_Exercise objective_
Reproduce the entries word for word, and omit any picture you find in them.

--- start of Given records ---

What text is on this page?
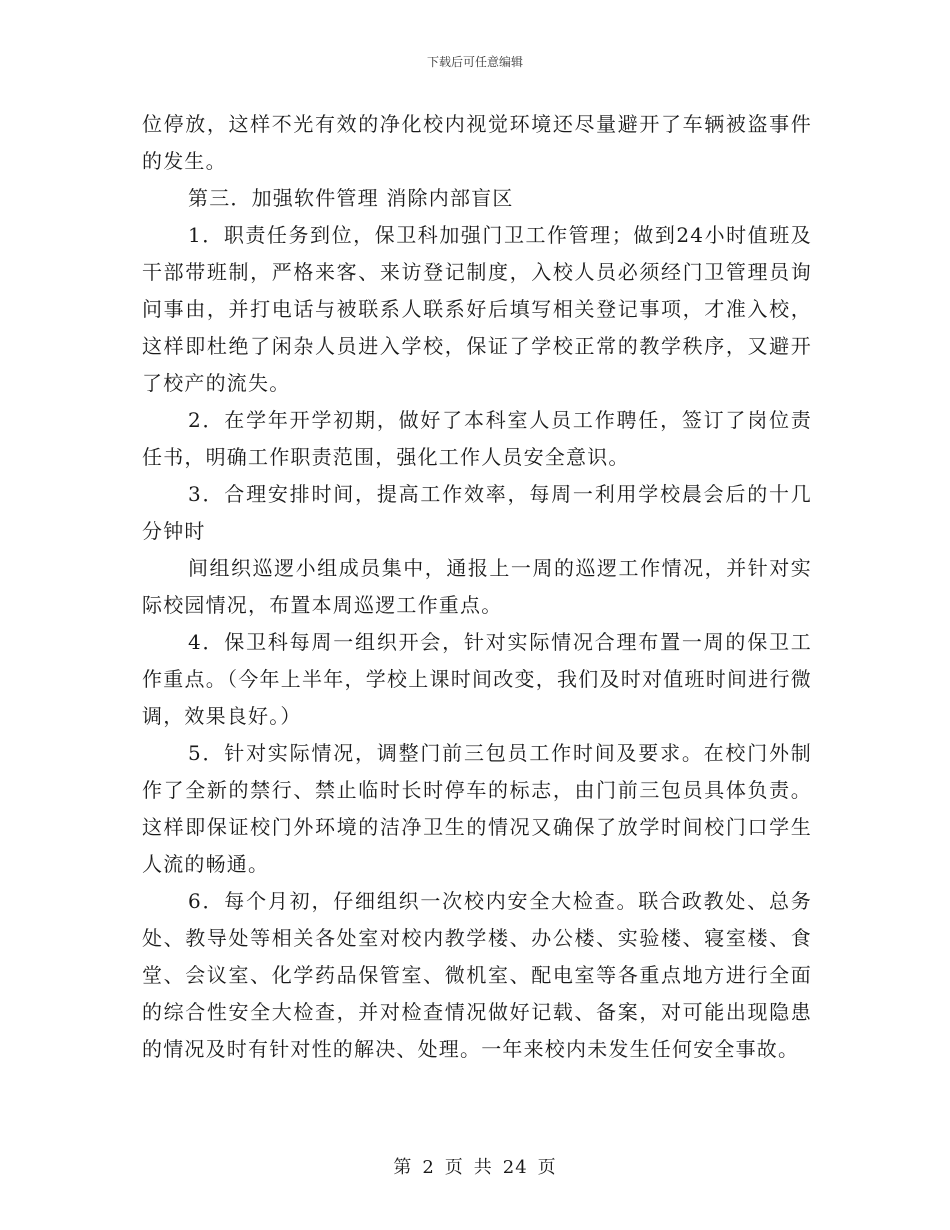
下载后可任意编辑

位停放，这样不光有效的净化校内视觉环境还尽量避开了车辆被盗事件的发生。

第三．加强软件管理 消除内部盲区

1．职责任务到位，保卫科加强门卫工作管理；做到24小时值班及干部带班制，严格来客、来访登记制度，入校人员必须经门卫管理员询问事由，并打电话与被联系人联系好后填写相关登记事项，才准入校，这样即杜绝了闲杂人员进入学校，保证了学校正常的教学秩序，又避开了校产的流失。

2．在学年开学初期，做好了本科室人员工作聘任，签订了岗位责任书，明确工作职责范围，强化工作人员安全意识。

3．合理安排时间，提高工作效率，每周一利用学校晨会后的十几分钟时

间组织巡逻小组成员集中，通报上一周的巡逻工作情况，并针对实际校园情况，布置本周巡逻工作重点。

4．保卫科每周一组织开会，针对实际情况合理布置一周的保卫工作重点。（今年上半年，学校上课时间改变，我们及时对值班时间进行微调，效果良好。）

5．针对实际情况，调整门前三包员工作时间及要求。在校门外制作了全新的禁行、禁止临时长时停车的标志，由门前三包员具体负责。这样即保证校门外环境的洁净卫生的情况又确保了放学时间校门口学生人流的畅通。

6．每个月初，仔细组织一次校内安全大检查。联合政教处、总务处、教导处等相关各处室对校内教学楼、办公楼、实验楼、寝室楼、食堂、会议室、化学药品保管室、微机室、配电室等各重点地方进行全面的综合性安全大检查，并对检查情况做好记载、备案，对可能出现隐患的情况及时有针对性的解决、处理。一年来校内未发生任何安全事故。

第 2 页 共 24 页
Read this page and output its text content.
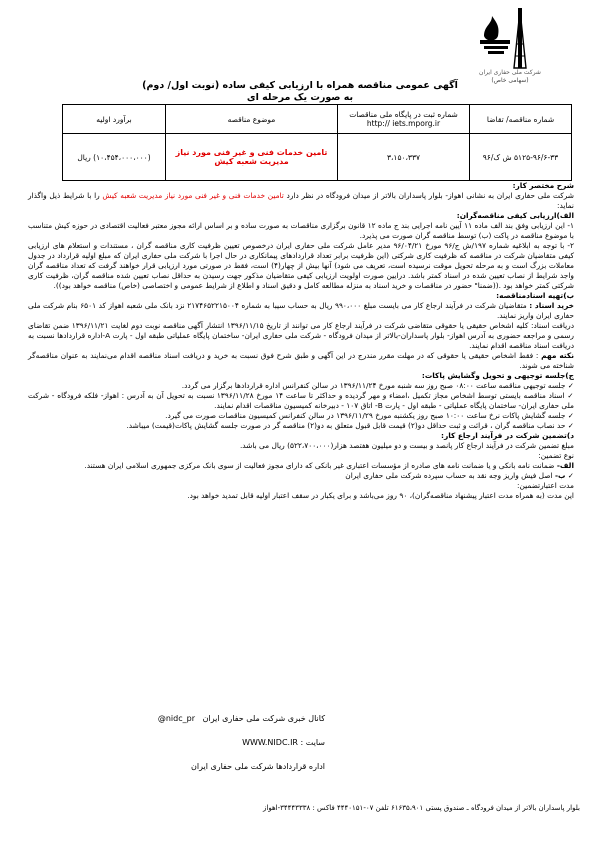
شرکت ملی حفاری ایران
(سهامی خاص)
آگهی عمومی مناقصه همراه با ارزیابی کیفی ساده (نوبت اول/ دوم)
به صورت یک مرحله ای
شماره مناقصه/ تقاضا	شماره ثبت در پایگاه ملی مناقصات http:// iets.mporg.ir	موضوع مناقصه	برآورد اولیه
۵۱۲۵-۹۶/۶-۳۳ ش ک/۹۶	۳،۱۵۰،۳۳۷	تامین خدمات فنی و غیر فنی مورد نیاز مدیریت شعبه کیش	(۱۰،۴۵۴،۰۰۰،۰۰۰) ریال

شرح مختصر کار:
شرکت ملی حفاری ایران به نشانی اهواز- بلوار پاسداران بالاتر از میدان فرودگاه در نظر دارد تامین خدمات فنی و غیر فنی مورد نیاز مدیریت شعبه کیش را با شرایط ذیل واگذار نماید:

الف)ارزیابی کیفی مناقصه‌گران:

۱- این ارزیابی وفق بند الف ماده ۱۱ آیین نامه اجرایی بند ج ماده ۱۲ قانون برگزاری مناقصات به صورت ساده و بر اساس ارائه مجوز معتبر فعالیت اقتصادی در حوزه کیش متناسب با موضوع مناقصه در پاکت (ب) توسط مناقصه گران صورت می پذیرد.

۲- با توجه به ابلاغیه شماره ۱۹۷/ش ج/۹۶ مورخ ۹۶/۰۴/۲۱ مدیر عامل شرکت ملی حفاری ایران درخصوص تعیین ظرفیت کاری مناقصه گران ، مستندات و استعلام های ارزیابی کیفی متقاضیان شرکت در مناقصه که ظرفیت کاری شرکتی (این ظرفیت برابر تعداد قراردادهای پیمانکاری در حال اجرا با شرکت ملی حفاری ایران که مبلغ اولیه قرارداد در جدول معاملات بزرگ است و به مرحله تحویل موقت نرسیده است، تعریف می شود) آنها بیش از چهار(۴) است، فقط در صورتی مورد ارزیابی قرار خواهند گرفت که تعداد مناقصه گران واجد شرایط از نصاب تعیین شده در اسناد کمتر باشد. درایین صورت اولویت ارزیابی کیفی متقاضیان مذکور جهت رسیدن به حداقل نصاب تعیین شده مناقصه گران، ظرفیت کاری شرکتی کمتر خواهد بود .((ضمنا" حضور در مناقصات و خرید اسناد به منزله مطالعه کامل و دقیق اسناد و اطلاع از شرایط عمومی و اختصاصی (خاص) مناقصه خواهد بود)).

ب)تهیه اسنادمناقصه:

خرید اسناد : متقاضیان شرکت در فرآیند ارجاع کار می بایست مبلغ ۹۹۰،۰۰۰ ریال به حساب سیبا به شماره ۲۱۷۴۶۵۲۲۱۵۰۰۴ نزد بانک ملی شعبه اهواز کد ۶۵۰۱ بنام شرکت ملی حفاری ایران واریز نمایند.

دریافت اسناد: کلیه اشخاص حقیقی یا حقوقی متقاضی شرکت در فرآیند ارجاع کار می توانند از تاریخ ۱۳۹۶/۱۱/۱۵ انتشار آگهی مناقصه نوبت دوم لغایت ۱۳۹۶/۱۱/۲۱ ضمن تقاضای رسمی و مراجعه حضوری به آدرس اهواز- بلوار پاسداران-بالاتر از میدان فرودگاه - شرکت ملی حفاری ایران- ساختمان پایگاه عملیاتی طبقه اول - پارت A-اداره قراردادها نسبت به دریافت اسناد مناقصه اقدام نمایند.

نکته مهم : فقط اشخاص حقیقی یا حقوقی که در مهلت مقرر مندرج در این آگهی و طبق شرح فوق نسبت به خرید و دریافت اسناد مناقصه اقدام می‌نمایند به عنوان مناقصه‌گر شناخته می شوند.

ج)جلسه توجیهی و تحویل وگشایش پاکات:

✓ جلسه توجیهی مناقصه ساعت ۰۸:۰۰ صبح روز سه شنبه مورخ ۱۳۹۶/۱۱/۲۴ در سالن کنفرانس اداره قراردادها برگزار می گردد.

✓ اسناد مناقصه بایستی توسط اشخاص مجاز تکمیل ،امضاء و مهر گردیده و حداکثر تا ساعت ۱۴ مورخ ۱۳۹۶/۱۱/۲۸ نسبت به تحویل آن به آدرس : اهواز- فلکه فرودگاه - شرکت ملی حفاری ایران- ساختمان پایگاه عملیاتی - طبقه اول - پارت B- اتاق ۱۰۷ - دبیرخانه کمیسیون مناقصات اقدام نمایند.

✓ جلسه گشایش پاکات نرخ ساعت ۱۰:۰۰ صبح روز یکشنبه مورخ ۱۳۹۶/۱۱/۲۹ در سالن کنفرانس کمیسیون مناقصات صورت می گیرد.

✓ حد نصاب مناقصه گران ، قرائت و ثبت حداقل دو(۲) قیمت قابل قبول متعلق به دو(۲) مناقصه گر در صورت جلسه گشایش پاکات(قیمت) میباشد.

د)تضمین شرکت در فرآیند ارجاع کار:

مبلغ تضمین شرکت در فرآیند ارجاع کار پانصد و بیست و دو میلیون هفتصد هزار(۵۲۲،۷۰۰،۰۰۰) ریال می باشد.

نوع تضمین:

الف- ضمانت نامه بانکی و یا ضمانت نامه های صادره از مؤسسات اعتباری غیر بانکی که دارای مجوز فعالیت از سوی بانک مرکزی جمهوری اسلامی ایران هستند.

✓ ب- اصل فیش واریز وجه نقد به حساب سپرده شرکت ملی حفاری ایران

مدت اعتبارتضمین:

این مدت (به همراه مدت اعتبار پیشنهاد مناقصه‌گران)، ۹۰ روز می‌باشد و برای یکبار در سقف اعتبار اولیه قابل تمدید خواهد بود.

کانال خبری شرکت ملی حفاری ایران   @nidc_pr

سایت : WWW.NIDC.IR

اداره قراردادها شرکت ملی حفاری ایران

بلوار پاسداران بالاتر از میدان فرودگاه ـ صندوق پستی ۶۱۶۳۵،۹۰۱ تلفن ۰۷-۴۴۴۰۱۵۱ فاکس : ۳۴۴۴۳۳۳۸-اهواز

--- end of Given records ---

_Output for this task_
What text is on this page?
下载后可任意编辑

位停放，这样不光有效的净化校内视觉环境还尽量避开了车辆被盗事件的发生。

第三．加强软件管理 消除内部盲区

1．职责任务到位，保卫科加强门卫工作管理；做到24小时值班及干部带班制，严格来客、来访登记制度，入校人员必须经门卫管理员询问事由，并打电话与被联系人联系好后填写相关登记事项，才准入校，这样即杜绝了闲杂人员进入学校，保证了学校正常的教学秩序，又避开了校产的流失。

2．在学年开学初期，做好了本科室人员工作聘任，签订了岗位责任书，明确工作职责范围，强化工作人员安全意识。

3．合理安排时间，提高工作效率，每周一利用学校晨会后的十几分钟时

间组织巡逻小组成员集中，通报上一周的巡逻工作情况，并针对实际校园情况，布置本周巡逻工作重点。

4．保卫科每周一组织开会，针对实际情况合理布置一周的保卫工作重点。（今年上半年，学校上课时间改变，我们及时对值班时间进行微调，效果良好。）

5．针对实际情况，调整门前三包员工作时间及要求。在校门外制作了全新的禁行、禁止临时长时停车的标志，由门前三包员具体负责。这样即保证校门外环境的洁净卫生的情况又确保了放学时间校门口学生人流的畅通。

6．每个月初，仔细组织一次校内安全大检查。联合政教处、总务处、教导处等相关各处室对校内教学楼、办公楼、实验楼、寝室楼、食堂、会议室、化学药品保管室、微机室、配电室等各重点地方进行全面的综合性安全大检查，并对检查情况做好记载、备案，对可能出现隐患的情况及时有针对性的解决、处理。一年来校内未发生任何安全事故。

第 2 页 共 24 页
Read this page and output its text content.
شرکت ملی حفاری ایران
(سهامی خاص)
آگهی عمومی مناقصه همراه با ارزیابی کیفی ساده (نوبت اول/ دوم)
به صورت یک مرحله ای
شماره مناقصه/ تقاضا	شماره ثبت در پایگاه ملی مناقصات http:// iets.mporg.ir	موضوع مناقصه	برآورد اولیه
۵۱۲۵-۹۶/۶-۳۳ ش ک/۹۶	۳،۱۵۰،۳۳۷	تامین خدمات فنی و غیر فنی مورد نیاز مدیریت شعبه کیش	(۱۰،۴۵۴،۰۰۰،۰۰۰) ریال

شرح مختصر کار:
شرکت ملی حفاری ایران به نشانی اهواز- بلوار پاسداران بالاتر از میدان فرودگاه در نظر دارد تامین خدمات فنی و غیر فنی مورد نیاز مدیریت شعبه کیش را با شرایط ذیل واگذار نماید:

الف)ارزیابی کیفی مناقصه‌گران:

۱- این ارزیابی وفق بند الف ماده ۱۱ آیین نامه اجرایی بند ج ماده ۱۲ قانون برگزاری مناقصات به صورت ساده و بر اساس ارائه مجوز معتبر فعالیت اقتصادی در حوزه کیش متناسب با موضوع مناقصه در پاکت (ب) توسط مناقصه گران صورت می پذیرد.

۲- با توجه به ابلاغیه شماره ۱۹۷/ش ج/۹۶ مورخ ۹۶/۰۴/۲۱ مدیر عامل شرکت ملی حفاری ایران درخصوص تعیین ظرفیت کاری مناقصه گران ، مستندات و استعلام های ارزیابی کیفی متقاضیان شرکت در مناقصه که ظرفیت کاری شرکتی (این ظرفیت برابر تعداد قراردادهای پیمانکاری در حال اجرا با شرکت ملی حفاری ایران که مبلغ اولیه قرارداد در جدول معاملات بزرگ است و به مرحله تحویل موقت نرسیده است، تعریف می شود) آنها بیش از چهار(۴) است، فقط در صورتی مورد ارزیابی قرار خواهند گرفت که تعداد مناقصه گران واجد شرایط از نصاب تعیین شده در اسناد کمتر باشد. درایین صورت اولویت ارزیابی کیفی متقاضیان مذکور جهت رسیدن به حداقل نصاب تعیین شده مناقصه گران، ظرفیت کاری شرکتی کمتر خواهد بود .((ضمنا" حضور در مناقصات و خرید اسناد به منزله مطالعه کامل و دقیق اسناد و اطلاع از شرایط عمومی و اختصاصی (خاص) مناقصه خواهد بود)).

ب)تهیه اسنادمناقصه:

خرید اسناد : متقاضیان شرکت در فرآیند ارجاع کار می بایست مبلغ ۹۹۰،۰۰۰ ریال به حساب سیبا به شماره ۲۱۷۴۶۵۲۲۱۵۰۰۴ نزد بانک ملی شعبه اهواز کد ۶۵۰۱ بنام شرکت ملی حفاری ایران واریز نمایند.

دریافت اسناد: کلیه اشخاص حقیقی یا حقوقی متقاضی شرکت در فرآیند ارجاع کار می توانند از تاریخ ۱۳۹۶/۱۱/۱۵ انتشار آگهی مناقصه نوبت دوم لغایت ۱۳۹۶/۱۱/۲۱ ضمن تقاضای رسمی و مراجعه حضوری به آدرس اهواز- بلوار پاسداران-بالاتر از میدان فرودگاه - شرکت ملی حفاری ایران- ساختمان پایگاه عملیاتی طبقه اول - پارت A-اداره قراردادها نسبت به دریافت اسناد مناقصه اقدام نمایند.

نکته مهم : فقط اشخاص حقیقی یا حقوقی که در مهلت مقرر مندرج در این آگهی و طبق شرح فوق نسبت به خرید و دریافت اسناد مناقصه اقدام می‌نمایند به عنوان مناقصه‌گر شناخته می شوند.

ج)جلسه توجیهی و تحویل وگشایش پاکات:

✓ جلسه توجیهی مناقصه ساعت ۰۸:۰۰ صبح روز سه شنبه مورخ ۱۳۹۶/۱۱/۲۴ در سالن کنفرانس اداره قراردادها برگزار می گردد.

✓ اسناد مناقصه بایستی توسط اشخاص مجاز تکمیل ،امضاء و مهر گردیده و حداکثر تا ساعت ۱۴ مورخ ۱۳۹۶/۱۱/۲۸ نسبت به تحویل آن به آدرس : اهواز- فلکه فرودگاه - شرکت ملی حفاری ایران- ساختمان پایگاه عملیاتی - طبقه اول - پارت B- اتاق ۱۰۷ - دبیرخانه کمیسیون مناقصات اقدام نمایند.

✓ جلسه گشایش پاکات نرخ ساعت ۱۰:۰۰ صبح روز یکشنبه مورخ ۱۳۹۶/۱۱/۲۹ در سالن کنفرانس کمیسیون مناقصات صورت می گیرد.

✓ حد نصاب مناقصه گران ، قرائت و ثبت حداقل دو(۲) قیمت قابل قبول متعلق به دو(۲) مناقصه گر در صورت جلسه گشایش پاکات(قیمت) میباشد.

د)تضمین شرکت در فرآیند ارجاع کار:

مبلغ تضمین شرکت در فرآیند ارجاع کار پانصد و بیست و دو میلیون هفتصد هزار(۵۲۲،۷۰۰،۰۰۰) ریال می باشد.

نوع تضمین:

الف- ضمانت نامه بانکی و یا ضمانت نامه های صادره از مؤسسات اعتباری غیر بانکی که دارای مجوز فعالیت از سوی بانک مرکزی جمهوری اسلامی ایران هستند.

✓ ب- اصل فیش واریز وجه نقد به حساب سپرده شرکت ملی حفاری ایران

مدت اعتبارتضمین:

این مدت (به همراه مدت اعتبار پیشنهاد مناقصه‌گران)، ۹۰ روز می‌باشد و برای یکبار در سقف اعتبار اولیه قابل تمدید خواهد بود.

کانال خبری شرکت ملی حفاری ایران   @nidc_pr

سایت : WWW.NIDC.IR

اداره قراردادها شرکت ملی حفاری ایران

بلوار پاسداران بالاتر از میدان فرودگاه ـ صندوق پستی ۶۱۶۳۵،۹۰۱ تلفن ۰۷-۴۴۴۰۱۵۱ فاکس : ۳۴۴۴۳۳۳۸-اهواز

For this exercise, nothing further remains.